*Exercise instructions*
Pull every line with the word "предоставлении" out of the entries below.
━━━━━ Stored data ━━━━━
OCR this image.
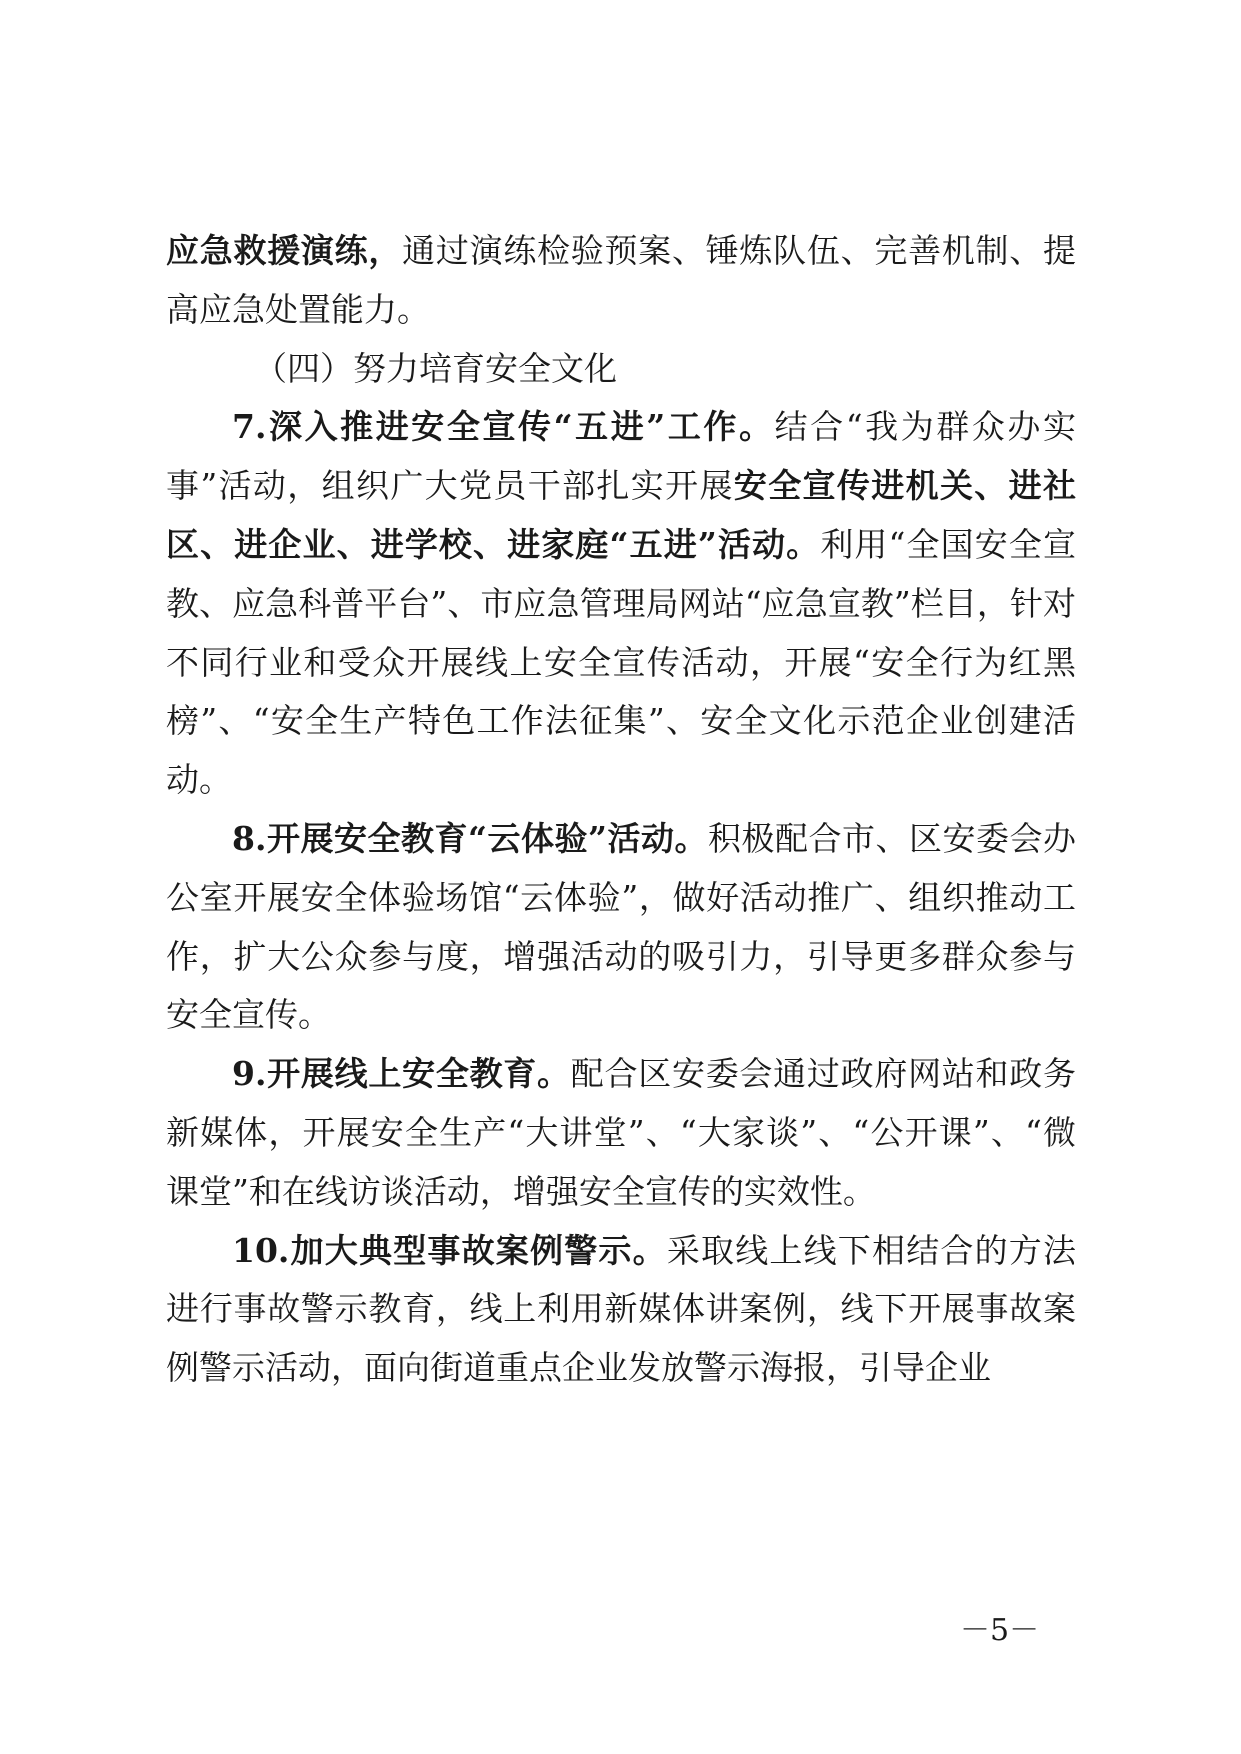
应急救援演练，通过演练检验预案、锤炼队伍、完善机制、提高应急处置能力。

（四）努力培育安全文化

7.深入推进安全宣传“五进”工作。结合“我为群众办实事”活动，组织广大党员干部扎实开展安全宣传进机关、进社区、进企业、进学校、进家庭“五进”活动。利用“全国安全宣教、应急科普平台”、市应急管理局网站“应急宣教”栏目，针对不同行业和受众开展线上安全宣传活动，开展“安全行为红黑榜”、“安全生产特色工作法征集”、安全文化示范企业创建活动。

8.开展安全教育“云体验”活动。积极配合市、区安委会办公室开展安全体验场馆“云体验”，做好活动推广、组织推动工作，扩大公众参与度，增强活动的吸引力，引导更多群众参与安全宣传。

9.开展线上安全教育。配合区安委会通过政府网站和政务新媒体，开展安全生产“大讲堂”、“大家谈”、“公开课”、“微课堂”和在线访谈活动，增强安全宣传的实效性。

10.加大典型事故案例警示。采取线上线下相结合的方法进行事故警示教育，线上利用新媒体讲案例，线下开展事故案例警示活动，面向街道重点企业发放警示海报，引导企业

－5－
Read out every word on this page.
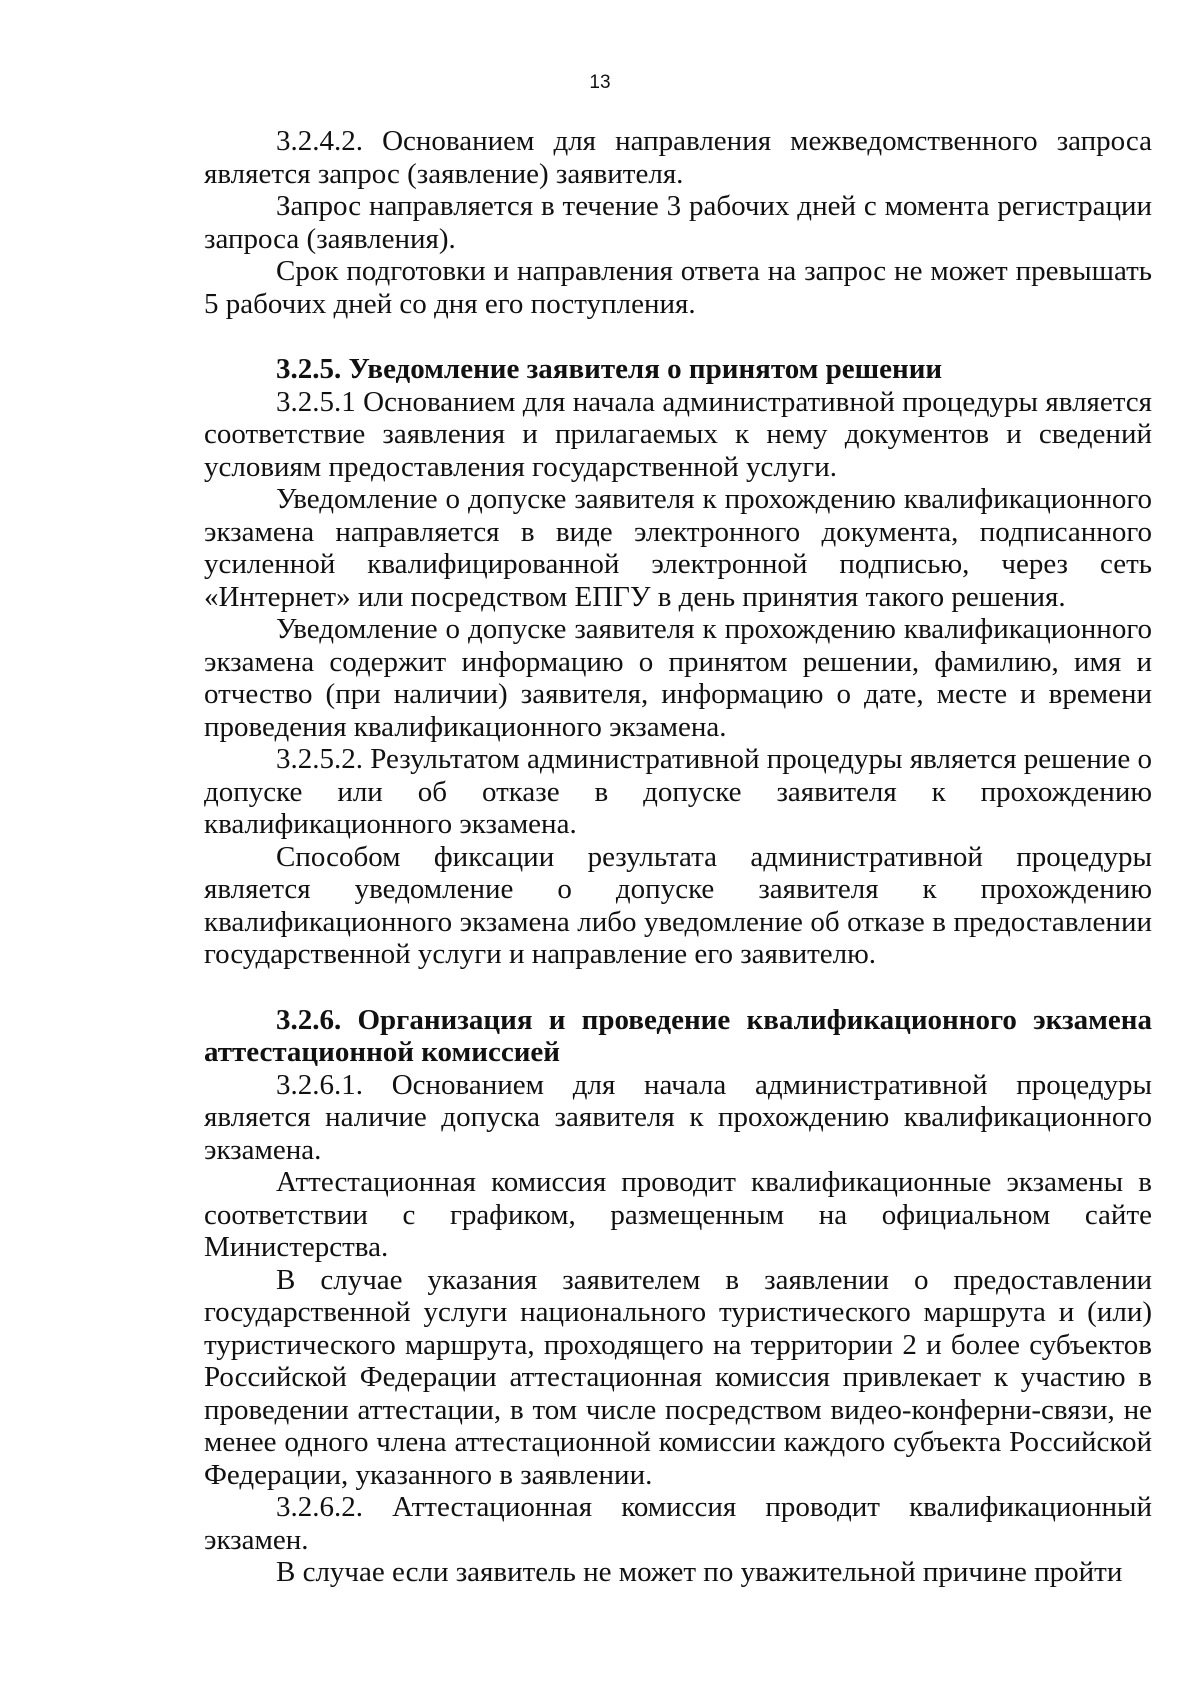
13

3.2.4.2. Основанием для направления межведомственного запроса является запрос (заявление) заявителя.

Запрос направляется в течение 3 рабочих дней с момента регистрации запроса (заявления).

Срок подготовки и направления ответа на запрос не может превышать 5 рабочих дней со дня его поступления.

3.2.5. Уведомление заявителя о принятом решении

3.2.5.1 Основанием для начала административной процедуры является соответствие заявления и прилагаемых к нему документов и сведений условиям предоставления государственной услуги.

Уведомление о допуске заявителя к прохождению квалификационного экзамена направляется в виде электронного документа, подписанного усиленной квалифицированной электронной подписью, через сеть «Интернет» или посредством ЕПГУ в день принятия такого решения.

Уведомление о допуске заявителя к прохождению квалификационного экзамена содержит информацию о принятом решении, фамилию, имя и отчество (при наличии) заявителя, информацию о дате, месте и времени проведения квалификационного экзамена.

3.2.5.2. Результатом административной процедуры является решение о допуске или об отказе в допуске заявителя к прохождению квалификационного экзамена.

Способом фиксации результата административной процедуры является уведомление о допуске заявителя к прохождению квалификационного экзамена либо уведомление об отказе в предоставлении государственной услуги и направление его заявителю.

3.2.6. Организация и проведение квалификационного экзамена аттестационной комиссией

3.2.6.1. Основанием для начала административной процедуры является наличие допуска заявителя к прохождению квалификационного экзамена.

Аттестационная комиссия проводит квалификационные экзамены в соответствии с графиком, размещенным на официальном сайте Министерства.

В случае указания заявителем в заявлении о предоставлении государственной услуги национального туристического маршрута и (или) туристического маршрута, проходящего на территории 2 и более субъектов Российской Федерации аттестационная комиссия привлекает к участию в проведении аттестации, в том числе посредством видео-конферни-связи, не менее одного члена аттестационной комиссии каждого субъекта Российской Федерации, указанного в заявлении.

3.2.6.2. Аттестационная комиссия проводит квалификационный экзамен.

В случае если заявитель не может по уважительной причине пройти
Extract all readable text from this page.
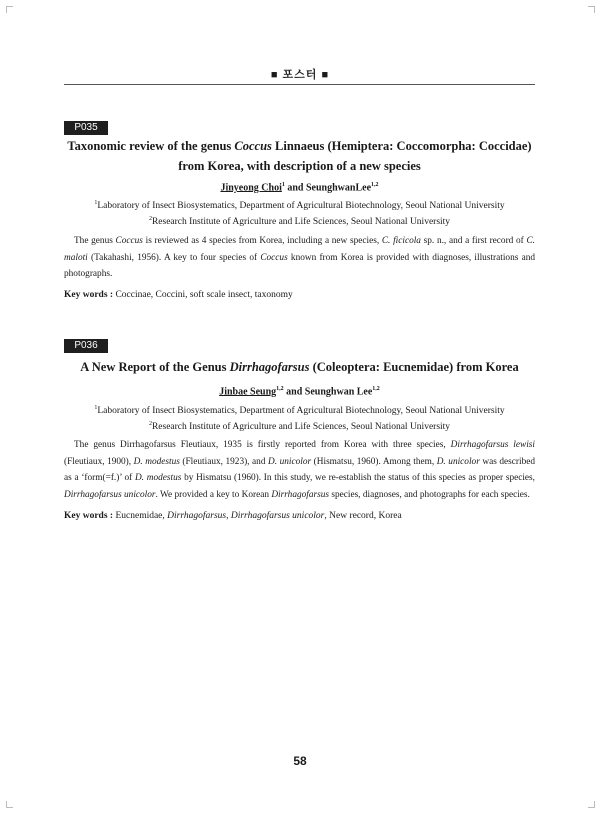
■ 포스터 ■
P035
Taxonomic review of the genus Coccus Linnaeus (Hemiptera: Coccomorpha: Coccidae)
from Korea, with description of a new species
Jinyeong Choi$^1$ and SeunghwanLee$^{1,2}$
$^1$Laboratory of Insect Biosystematics, Department of Agricultural Biotechnology, Seoul National University
$^2$Research Institute of Agriculture and Life Sciences, Seoul National University

The genus Coccus is reviewed as 4 species from Korea, including a new species, C. ficicola sp. n., and a first record of C. maloti (Takahashi, 1956). A key to four species of Coccus known from Korea is provided with diagnoses, illustrations and photographs.

Key words : Coccinae, Coccini, soft scale insect, taxonomy
P036
A New Report of the Genus Dirrhagofarsus (Coleoptera: Eucnemidae) from Korea
Jinbae Seung$^{1,2}$ and Seunghwan Lee$^{1,2}$
$^1$Laboratory of Insect Biosystematics, Department of Agricultural Biotechnology, Seoul National University
$^2$Research Institute of Agriculture and Life Sciences, Seoul National University

The genus Dirrhagofarsus Fleutiaux, 1935 is firstly reported from Korea with three species, Dirrhagofarsus lewisi (Fleutiaux, 1900), D. modestus (Fleutiaux, 1923), and D. unicolor (Hismatsu, 1960). Among them, D. unicolor was described as a ‘form(=f.)’ of D. modestus by Hismatsu (1960). In this study, we re-establish the status of this species as proper species, Dirrhagofarsus unicolor. We provided a key to Korean Dirrhagofarsus species, diagnoses, and photographs for each species.

Key words : Eucnemidae, Dirrhagofarsus, Dirrhagofarsus unicolor, New record, Korea
58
━━━━━
*Task response*
Способом фиксации результата административной процедуры является уведомление о допуске заявителя к прохождению квалификационного экзамена либо уведомление об отказе в предоставлении государственной услуги и направление его заявителю.
В случае указания заявителем в заявлении о предоставлении государственной услуги национального туристического маршрута и (или) туристического маршрута, проходящего на территории 2 и более субъектов Российской Федерации аттестационная комиссия привлекает к участию в проведении аттестации, в том числе посредством видео-конферни-связи, не менее одного члена аттестационной комиссии каждого субъекта Российской Федерации, указанного в заявлении.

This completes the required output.